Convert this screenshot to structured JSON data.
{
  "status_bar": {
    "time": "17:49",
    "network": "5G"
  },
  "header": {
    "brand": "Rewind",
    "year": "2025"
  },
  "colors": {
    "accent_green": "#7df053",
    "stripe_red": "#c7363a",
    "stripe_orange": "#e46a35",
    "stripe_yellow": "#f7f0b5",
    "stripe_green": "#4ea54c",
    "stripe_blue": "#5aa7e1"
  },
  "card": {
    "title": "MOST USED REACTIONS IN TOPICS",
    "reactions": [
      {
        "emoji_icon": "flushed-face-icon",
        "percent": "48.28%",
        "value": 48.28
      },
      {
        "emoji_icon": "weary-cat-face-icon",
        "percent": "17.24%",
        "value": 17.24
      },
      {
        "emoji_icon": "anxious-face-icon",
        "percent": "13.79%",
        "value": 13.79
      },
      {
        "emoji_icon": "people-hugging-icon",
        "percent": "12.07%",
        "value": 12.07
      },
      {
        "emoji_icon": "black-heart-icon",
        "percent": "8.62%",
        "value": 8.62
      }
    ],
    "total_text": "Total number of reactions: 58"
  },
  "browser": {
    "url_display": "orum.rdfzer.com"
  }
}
——————————
Type out the full listing again, exactly as given.

Convert this screenshot to structured JSON data.
{
  "status_bar": {
    "time": "17:49",
    "network": "5G"
  },
  "header": {
    "brand": "Rewind",
    "year": "2025"
  },
  "colors": {
    "accent_green": "#7df053",
    "stripe_red": "#c7363a",
    "stripe_orange": "#e46a35",
    "stripe_yellow": "#f7f0b5",
    "stripe_green": "#4ea54c",
    "stripe_blue": "#5aa7e1"
  },
  "card": {
    "title": "MOST USED REACTIONS IN TOPICS",
    "reactions": [
      {
        "emoji_icon": "flushed-face-icon",
        "percent": "48.28%",
        "value": 48.28
      },
      {
        "emoji_icon": "weary-cat-face-icon",
        "percent": "17.24%",
        "value": 17.24
      },
      {
        "emoji_icon": "anxious-face-icon",
        "percent": "13.79%",
        "value": 13.79
      },
      {
        "emoji_icon": "people-hugging-icon",
        "percent": "12.07%",
        "value": 12.07
      },
      {
        "emoji_icon": "black-heart-icon",
        "percent": "8.62%",
        "value": 8.62
      }
    ],
    "total_text": "Total number of reactions: 58"
  },
  "browser": {
    "url_display": "orum.rdfzer.com"
  }
}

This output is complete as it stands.